> [INSTRUCTIONS TO FOLLOW] List every line below containing "this".

> [DATASET ROWS]
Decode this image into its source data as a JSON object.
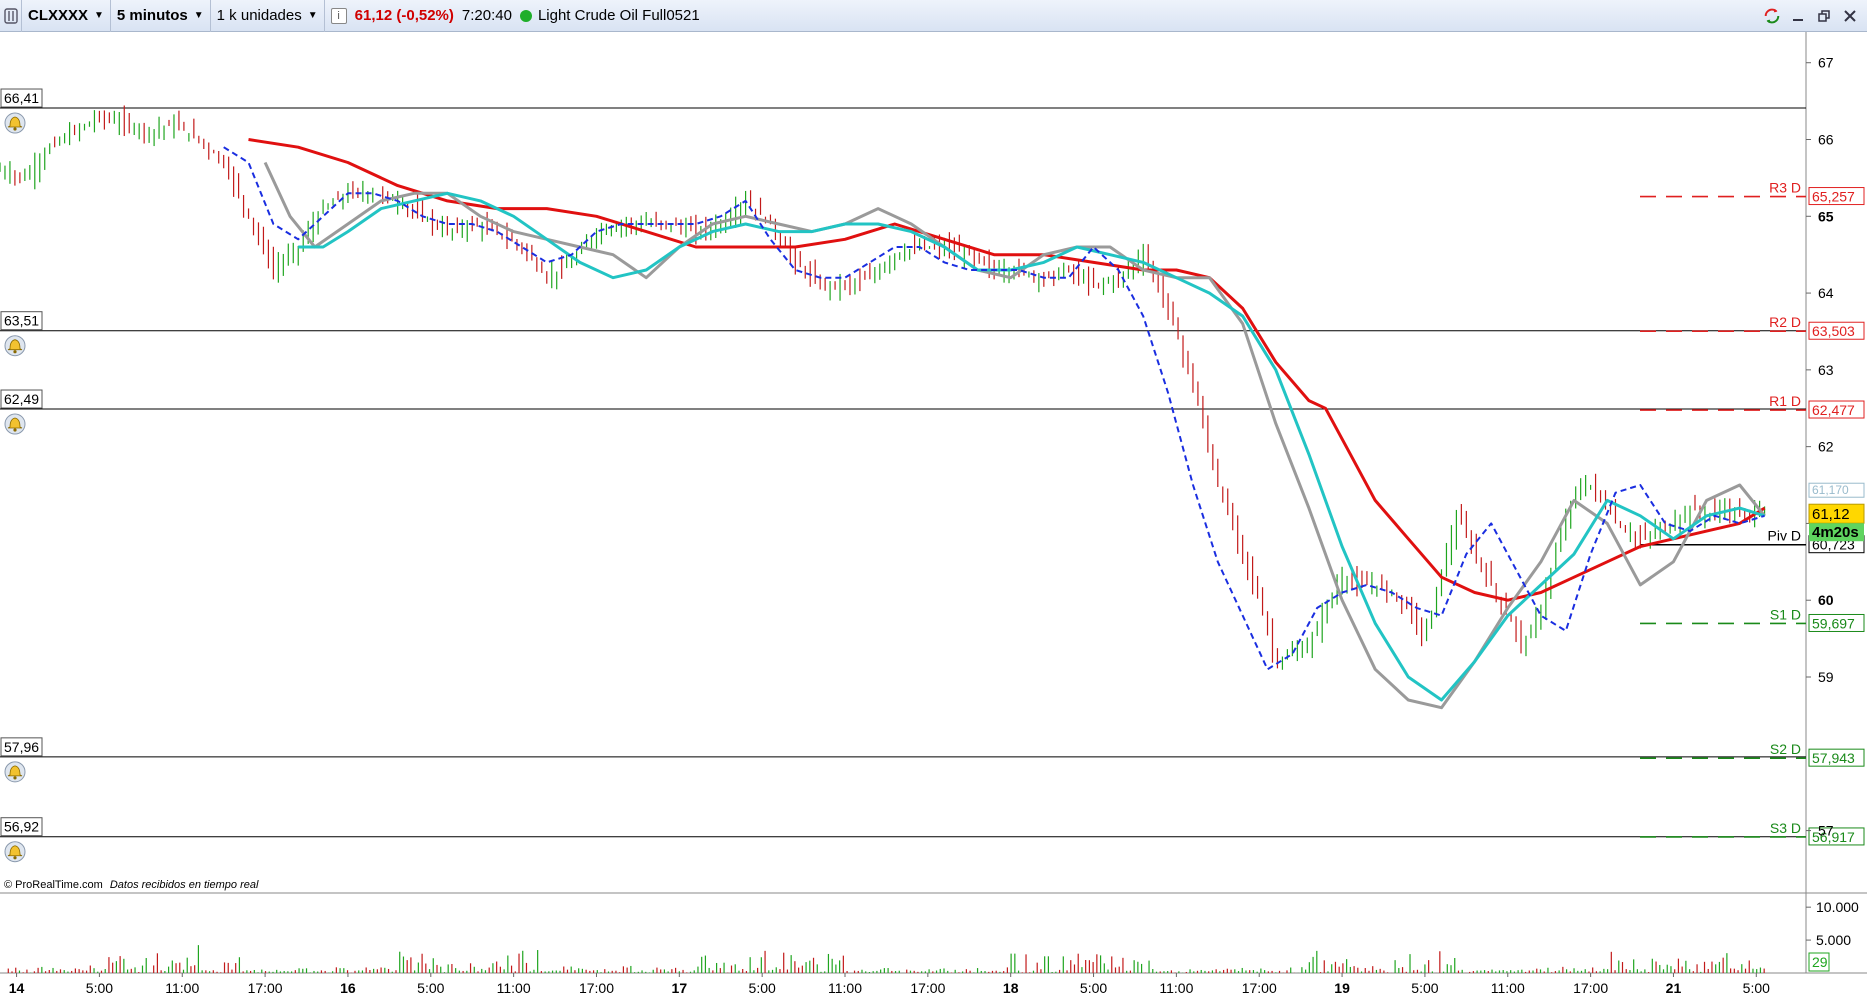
{
  "toolbar": {
    "instrument": "CLXXXX",
    "timeframe": "5 minutos",
    "units": "1 k unidades",
    "info_label": "i",
    "price_change": "61,12 (-0,52%)",
    "time": "7:20:40",
    "name": "Light Crude Oil Full0521",
    "icons": [
      "chart-type-icon",
      "info-icon",
      "status-dot-icon",
      "sync-icon",
      "minimize-icon",
      "restore-icon",
      "close-icon"
    ]
  },
  "copyright": "© ProRealTime.com",
  "realtime_note": "Datos recibidos en tiempo real",
  "colors": {
    "ma_red": "#e01010",
    "ma_gray": "#9a9a9a",
    "ma_cyan": "#22c4c4",
    "ma_blue_dash": "#1a2ee0",
    "resistance": "#e02020",
    "support": "#1a8a1a",
    "last_price_bg": "#ffd700",
    "timer_bg": "#5fd45f"
  },
  "chart_data": {
    "type": "line",
    "instrument": "Light Crude Oil Full0521",
    "timeframe": "5 minutos",
    "ylim": [
      56.2,
      67.4
    ],
    "y_ticks": [
      "67",
      "66",
      "65",
      "64",
      "63",
      "62",
      "61",
      "60",
      "59",
      "57"
    ],
    "y_ticks_bold": [
      "65",
      "60"
    ],
    "x_ticks": [
      "14",
      "5:00",
      "11:00",
      "17:00",
      "16",
      "5:00",
      "11:00",
      "17:00",
      "17",
      "5:00",
      "11:00",
      "17:00",
      "18",
      "5:00",
      "11:00",
      "17:00",
      "19",
      "5:00",
      "11:00",
      "17:00",
      "21",
      "5:00"
    ],
    "x_ticks_bold": [
      "14",
      "16",
      "17",
      "18",
      "19",
      "21"
    ],
    "x_range": [
      0,
      21.8
    ],
    "alert_levels": [
      {
        "label": "66,41",
        "value": 66.41
      },
      {
        "label": "63,51",
        "value": 63.51
      },
      {
        "label": "62,49",
        "value": 62.49
      },
      {
        "label": "57,96",
        "value": 57.96
      },
      {
        "label": "56,92",
        "value": 56.92
      }
    ],
    "pivots": [
      {
        "name": "R3 D",
        "label": "65,257",
        "value": 65.257,
        "kind": "resistance"
      },
      {
        "name": "R2 D",
        "label": "63,503",
        "value": 63.503,
        "kind": "resistance"
      },
      {
        "name": "R1 D",
        "label": "62,477",
        "value": 62.477,
        "kind": "resistance"
      },
      {
        "name": "Piv D",
        "label": "60,723",
        "value": 60.723,
        "kind": "pivot"
      },
      {
        "name": "S1 D",
        "label": "59,697",
        "value": 59.697,
        "kind": "support"
      },
      {
        "name": "S2 D",
        "label": "57,943",
        "value": 57.943,
        "kind": "support"
      },
      {
        "name": "S3 D",
        "label": "56,917",
        "value": 56.917,
        "kind": "support"
      }
    ],
    "last_price": {
      "label": "61,12",
      "value": 61.12
    },
    "timer": "4m20s",
    "hidden_price_label": "61,170",
    "price_series": {
      "x": [
        0,
        0.3,
        0.6,
        0.9,
        1.2,
        1.5,
        1.8,
        2.1,
        2.4,
        2.7,
        3.0,
        3.3,
        3.6,
        3.9,
        4.2,
        4.5,
        4.8,
        5.1,
        5.4,
        5.7,
        6.0,
        6.3,
        6.6,
        6.9,
        7.2,
        7.5,
        7.8,
        8.1,
        8.4,
        8.7,
        9.0,
        9.3,
        9.6,
        9.9,
        10.2,
        10.5,
        10.8,
        11.1,
        11.4,
        11.7,
        12.0,
        12.3,
        12.6,
        12.9,
        13.2,
        13.5,
        13.8,
        14.1,
        14.4,
        14.7,
        15.0,
        15.2,
        15.4,
        15.6,
        15.8,
        16.0,
        16.2,
        16.4,
        16.6,
        16.8,
        17.0,
        17.2,
        17.4,
        17.6,
        17.8,
        18.0,
        18.2,
        18.4,
        18.6,
        18.8,
        19.0,
        19.2,
        19.4,
        19.6,
        19.8,
        20.0,
        20.2,
        20.4,
        20.6,
        20.8,
        21.0,
        21.3
      ],
      "y": [
        65.6,
        65.5,
        65.9,
        66.1,
        66.3,
        66.2,
        66.1,
        66.2,
        66.0,
        65.7,
        65.0,
        64.3,
        64.6,
        65.1,
        65.3,
        65.3,
        65.2,
        65.0,
        64.8,
        64.9,
        64.8,
        64.6,
        64.2,
        64.4,
        64.8,
        64.9,
        64.9,
        64.9,
        64.8,
        64.9,
        65.2,
        64.9,
        64.4,
        64.1,
        64.1,
        64.2,
        64.5,
        64.6,
        64.6,
        64.5,
        64.3,
        64.3,
        64.2,
        64.3,
        64.1,
        64.2,
        64.5,
        63.8,
        62.8,
        61.5,
        60.6,
        60.0,
        59.2,
        59.3,
        59.4,
        59.9,
        60.3,
        60.2,
        60.2,
        60.1,
        59.9,
        59.5,
        60.4,
        61.1,
        60.6,
        60.2,
        59.8,
        59.4,
        59.9,
        60.7,
        61.4,
        61.5,
        61.2,
        60.9,
        60.8,
        60.9,
        61.0,
        61.2,
        61.1,
        61.2,
        61.1,
        61.2
      ]
    },
    "series": [
      {
        "color_key": "ma_red",
        "x": [
          3.0,
          3.6,
          4.2,
          4.8,
          5.4,
          6.0,
          6.6,
          7.2,
          7.8,
          8.4,
          9.0,
          9.6,
          10.2,
          10.8,
          11.4,
          12.0,
          12.6,
          13.2,
          13.8,
          14.2,
          14.6,
          15.0,
          15.4,
          15.8,
          16.0,
          16.3,
          16.6,
          17.0,
          17.4,
          17.8,
          18.2,
          18.6,
          19.0,
          19.4,
          19.8,
          20.2,
          20.6,
          21.0,
          21.3
        ],
        "y": [
          66.0,
          65.9,
          65.7,
          65.4,
          65.2,
          65.1,
          65.1,
          65.0,
          64.8,
          64.6,
          64.6,
          64.6,
          64.7,
          64.9,
          64.7,
          64.5,
          64.5,
          64.4,
          64.3,
          64.3,
          64.2,
          63.8,
          63.1,
          62.6,
          62.5,
          61.9,
          61.3,
          60.8,
          60.3,
          60.1,
          60.0,
          60.1,
          60.3,
          60.5,
          60.7,
          60.8,
          60.9,
          61.0,
          61.2
        ]
      },
      {
        "color_key": "ma_gray",
        "x": [
          3.2,
          3.5,
          3.8,
          4.2,
          4.6,
          5.0,
          5.4,
          5.8,
          6.2,
          6.6,
          7.0,
          7.4,
          7.8,
          8.2,
          8.6,
          9.0,
          9.4,
          9.8,
          10.2,
          10.6,
          11.0,
          11.4,
          11.8,
          12.2,
          12.6,
          13.0,
          13.4,
          13.8,
          14.2,
          14.6,
          15.0,
          15.4,
          15.8,
          16.2,
          16.6,
          17.0,
          17.4,
          17.8,
          18.2,
          18.6,
          19.0,
          19.4,
          19.8,
          20.2,
          20.6,
          21.0,
          21.3
        ],
        "y": [
          65.7,
          65.0,
          64.6,
          64.9,
          65.2,
          65.3,
          65.3,
          65.0,
          64.8,
          64.7,
          64.6,
          64.5,
          64.2,
          64.6,
          64.9,
          65.0,
          64.9,
          64.8,
          64.9,
          65.1,
          64.9,
          64.6,
          64.3,
          64.2,
          64.5,
          64.6,
          64.6,
          64.3,
          64.2,
          64.2,
          63.6,
          62.3,
          61.2,
          60.0,
          59.1,
          58.7,
          58.6,
          59.2,
          59.9,
          60.5,
          61.3,
          61.0,
          60.2,
          60.5,
          61.3,
          61.5,
          61.1
        ]
      },
      {
        "color_key": "ma_cyan",
        "x": [
          3.6,
          3.9,
          4.2,
          4.6,
          5.0,
          5.4,
          5.8,
          6.2,
          6.6,
          7.0,
          7.4,
          7.8,
          8.2,
          8.6,
          9.0,
          9.4,
          9.8,
          10.2,
          10.6,
          11.0,
          11.4,
          11.8,
          12.2,
          12.6,
          13.0,
          13.4,
          13.8,
          14.2,
          14.6,
          15.0,
          15.4,
          15.8,
          16.2,
          16.6,
          17.0,
          17.4,
          17.8,
          18.2,
          18.6,
          19.0,
          19.4,
          19.8,
          20.2,
          20.6,
          21.0,
          21.3
        ],
        "y": [
          64.6,
          64.6,
          64.8,
          65.1,
          65.2,
          65.3,
          65.2,
          65.0,
          64.7,
          64.4,
          64.2,
          64.3,
          64.6,
          64.8,
          64.9,
          64.8,
          64.8,
          64.9,
          64.9,
          64.8,
          64.6,
          64.3,
          64.3,
          64.4,
          64.6,
          64.5,
          64.4,
          64.2,
          64.0,
          63.7,
          63.0,
          61.9,
          60.7,
          59.7,
          59.0,
          58.7,
          59.2,
          59.8,
          60.2,
          60.6,
          61.3,
          61.1,
          60.8,
          61.1,
          61.2,
          61.1
        ]
      },
      {
        "color_key": "ma_blue_dash",
        "x": [
          2.7,
          3.0,
          3.3,
          3.6,
          3.9,
          4.2,
          4.5,
          4.8,
          5.1,
          5.4,
          5.7,
          6.0,
          6.3,
          6.6,
          6.9,
          7.2,
          7.5,
          7.8,
          8.1,
          8.4,
          8.7,
          9.0,
          9.3,
          9.6,
          9.9,
          10.2,
          10.5,
          10.8,
          11.1,
          11.4,
          11.7,
          12.0,
          12.3,
          12.6,
          12.9,
          13.2,
          13.5,
          13.8,
          14.1,
          14.4,
          14.7,
          15.0,
          15.3,
          15.6,
          15.9,
          16.2,
          16.5,
          16.8,
          17.1,
          17.4,
          17.7,
          18.0,
          18.3,
          18.6,
          18.9,
          19.2,
          19.5,
          19.8,
          20.1,
          20.4,
          20.7,
          21.0,
          21.3
        ],
        "y": [
          65.9,
          65.7,
          64.9,
          64.7,
          65.0,
          65.3,
          65.3,
          65.2,
          65.0,
          64.9,
          64.9,
          64.8,
          64.6,
          64.4,
          64.5,
          64.8,
          64.9,
          64.9,
          64.9,
          64.9,
          65.0,
          65.2,
          64.7,
          64.3,
          64.2,
          64.2,
          64.4,
          64.6,
          64.6,
          64.4,
          64.3,
          64.3,
          64.3,
          64.2,
          64.2,
          64.6,
          64.3,
          63.7,
          62.7,
          61.5,
          60.5,
          59.8,
          59.1,
          59.3,
          59.9,
          60.1,
          60.2,
          60.1,
          59.9,
          59.8,
          60.6,
          61.0,
          60.4,
          59.8,
          59.6,
          60.6,
          61.4,
          61.5,
          61.0,
          60.9,
          61.1,
          61.0,
          61.1
        ]
      }
    ],
    "volume": {
      "ylim": [
        0,
        12000
      ],
      "y_ticks": [
        "10.000",
        "5.000"
      ],
      "last_value_label": "29"
    }
  }
}
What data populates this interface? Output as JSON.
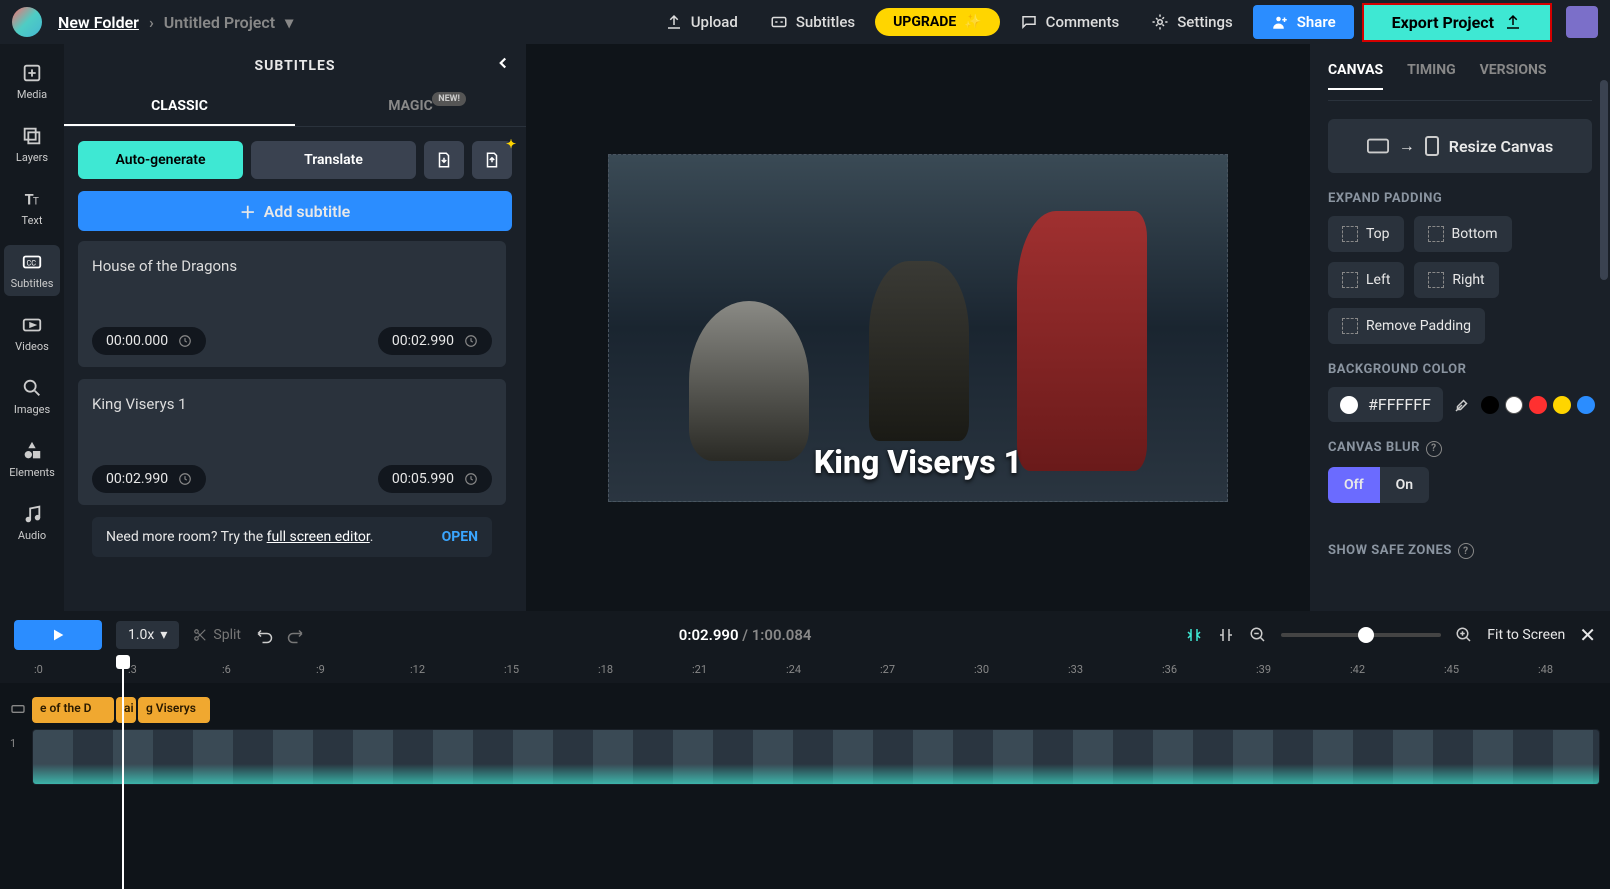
{
  "header": {
    "breadcrumb_folder": "New Folder",
    "breadcrumb_project": "Untitled Project",
    "upload": "Upload",
    "subtitles": "Subtitles",
    "upgrade": "UPGRADE",
    "comments": "Comments",
    "settings": "Settings",
    "share": "Share",
    "export": "Export Project"
  },
  "leftnav": {
    "items": [
      {
        "label": "Media"
      },
      {
        "label": "Layers"
      },
      {
        "label": "Text"
      },
      {
        "label": "Subtitles"
      },
      {
        "label": "Videos"
      },
      {
        "label": "Images"
      },
      {
        "label": "Elements"
      },
      {
        "label": "Audio"
      }
    ]
  },
  "subtitles_panel": {
    "title": "SUBTITLES",
    "tab_classic": "CLASSIC",
    "tab_magic": "MAGIC",
    "new_badge": "NEW!",
    "autogenerate": "Auto-generate",
    "translate": "Translate",
    "add_subtitle": "Add subtitle",
    "cards": [
      {
        "text": "House of the Dragons",
        "start": "00:00.000",
        "end": "00:02.990"
      },
      {
        "text": "King Viserys 1",
        "start": "00:02.990",
        "end": "00:05.990"
      }
    ],
    "fullscreen_prefix": "Need more room? Try the ",
    "fullscreen_link": "full screen editor",
    "fullscreen_suffix": ".",
    "open": "OPEN"
  },
  "preview": {
    "overlay_text": "King Viserys 1"
  },
  "right_panel": {
    "tabs": {
      "canvas": "CANVAS",
      "timing": "TIMING",
      "versions": "VERSIONS"
    },
    "resize": "Resize Canvas",
    "expand_padding": "EXPAND PADDING",
    "pad_top": "Top",
    "pad_bottom": "Bottom",
    "pad_left": "Left",
    "pad_right": "Right",
    "remove_padding": "Remove Padding",
    "bg_color": "BACKGROUND COLOR",
    "bg_hex": "#FFFFFF",
    "blur": "CANVAS BLUR",
    "blur_off": "Off",
    "blur_on": "On",
    "safe_zones": "SHOW SAFE ZONES",
    "palette": [
      "#000000",
      "#ffffff",
      "#ff3030",
      "#ffd500",
      "#2b8dff"
    ]
  },
  "timeline_ctrl": {
    "speed": "1.0x",
    "split": "Split",
    "current": "0:02.990",
    "total": "1:00.084",
    "fit": "Fit to Screen"
  },
  "timeline": {
    "ticks": [
      ":0",
      ":3",
      ":6",
      ":9",
      ":12",
      ":15",
      ":18",
      ":21",
      ":24",
      ":27",
      ":30",
      ":33",
      ":36",
      ":39",
      ":42",
      ":45",
      ":48"
    ],
    "clips": [
      "e of the D",
      "ai",
      "g Viserys"
    ],
    "track_label": "1"
  }
}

> [OUTPUT BELOW]
Decode this image into its source data as a JSON object.
What data populates this interface? Output as JSON.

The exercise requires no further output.